BEGIN Records for the exercise
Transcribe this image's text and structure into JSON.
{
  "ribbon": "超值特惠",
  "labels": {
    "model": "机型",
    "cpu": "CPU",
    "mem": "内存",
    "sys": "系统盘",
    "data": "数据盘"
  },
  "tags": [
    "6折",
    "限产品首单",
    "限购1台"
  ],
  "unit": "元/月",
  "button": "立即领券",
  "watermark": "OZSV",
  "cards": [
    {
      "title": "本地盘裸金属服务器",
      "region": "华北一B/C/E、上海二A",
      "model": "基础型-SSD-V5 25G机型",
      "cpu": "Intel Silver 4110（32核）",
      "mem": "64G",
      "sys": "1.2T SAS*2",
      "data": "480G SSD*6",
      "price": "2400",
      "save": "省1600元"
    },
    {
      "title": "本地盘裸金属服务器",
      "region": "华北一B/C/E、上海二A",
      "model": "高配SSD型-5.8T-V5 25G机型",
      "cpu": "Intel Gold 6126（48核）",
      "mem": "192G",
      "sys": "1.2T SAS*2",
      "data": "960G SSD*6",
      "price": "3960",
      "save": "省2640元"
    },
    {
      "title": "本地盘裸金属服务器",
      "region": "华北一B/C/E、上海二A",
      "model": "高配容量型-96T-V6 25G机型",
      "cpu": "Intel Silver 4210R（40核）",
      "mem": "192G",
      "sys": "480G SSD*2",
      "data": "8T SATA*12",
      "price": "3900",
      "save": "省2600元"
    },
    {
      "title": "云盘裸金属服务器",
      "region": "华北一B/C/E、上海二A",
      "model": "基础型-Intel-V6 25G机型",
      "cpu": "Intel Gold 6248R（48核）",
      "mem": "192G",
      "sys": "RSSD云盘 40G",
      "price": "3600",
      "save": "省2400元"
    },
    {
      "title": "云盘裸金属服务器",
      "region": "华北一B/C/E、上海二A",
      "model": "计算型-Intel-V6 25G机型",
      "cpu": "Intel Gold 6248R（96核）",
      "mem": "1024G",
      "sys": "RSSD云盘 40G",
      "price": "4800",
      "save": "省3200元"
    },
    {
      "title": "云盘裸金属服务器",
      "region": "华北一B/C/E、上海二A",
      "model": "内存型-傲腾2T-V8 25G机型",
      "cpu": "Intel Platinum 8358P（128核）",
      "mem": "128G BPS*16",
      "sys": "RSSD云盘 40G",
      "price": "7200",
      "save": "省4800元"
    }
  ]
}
END Records for the exercise
▸ Written task
Write out every line of the records exactly.

▸ Written response
Transcribe this image's text and structure into JSON.
{
  "ribbon": "超值特惠",
  "labels": {
    "model": "机型",
    "cpu": "CPU",
    "mem": "内存",
    "sys": "系统盘",
    "data": "数据盘"
  },
  "tags": [
    "6折",
    "限产品首单",
    "限购1台"
  ],
  "unit": "元/月",
  "button": "立即领券",
  "watermark": "OZSV",
  "cards": [
    {
      "title": "本地盘裸金属服务器",
      "region": "华北一B/C/E、上海二A",
      "model": "基础型-SSD-V5 25G机型",
      "cpu": "Intel Silver 4110（32核）",
      "mem": "64G",
      "sys": "1.2T SAS*2",
      "data": "480G SSD*6",
      "price": "2400",
      "save": "省1600元"
    },
    {
      "title": "本地盘裸金属服务器",
      "region": "华北一B/C/E、上海二A",
      "model": "高配SSD型-5.8T-V5 25G机型",
      "cpu": "Intel Gold 6126（48核）",
      "mem": "192G",
      "sys": "1.2T SAS*2",
      "data": "960G SSD*6",
      "price": "3960",
      "save": "省2640元"
    },
    {
      "title": "本地盘裸金属服务器",
      "region": "华北一B/C/E、上海二A",
      "model": "高配容量型-96T-V6 25G机型",
      "cpu": "Intel Silver 4210R（40核）",
      "mem": "192G",
      "sys": "480G SSD*2",
      "data": "8T SATA*12",
      "price": "3900",
      "save": "省2600元"
    },
    {
      "title": "云盘裸金属服务器",
      "region": "华北一B/C/E、上海二A",
      "model": "基础型-Intel-V6 25G机型",
      "cpu": "Intel Gold 6248R（48核）",
      "mem": "192G",
      "sys": "RSSD云盘 40G",
      "price": "3600",
      "save": "省2400元"
    },
    {
      "title": "云盘裸金属服务器",
      "region": "华北一B/C/E、上海二A",
      "model": "计算型-Intel-V6 25G机型",
      "cpu": "Intel Gold 6248R（96核）",
      "mem": "1024G",
      "sys": "RSSD云盘 40G",
      "price": "4800",
      "save": "省3200元"
    },
    {
      "title": "云盘裸金属服务器",
      "region": "华北一B/C/E、上海二A",
      "model": "内存型-傲腾2T-V8 25G机型",
      "cpu": "Intel Platinum 8358P（128核）",
      "mem": "128G BPS*16",
      "sys": "RSSD云盘 40G",
      "price": "7200",
      "save": "省4800元"
    }
  ]
}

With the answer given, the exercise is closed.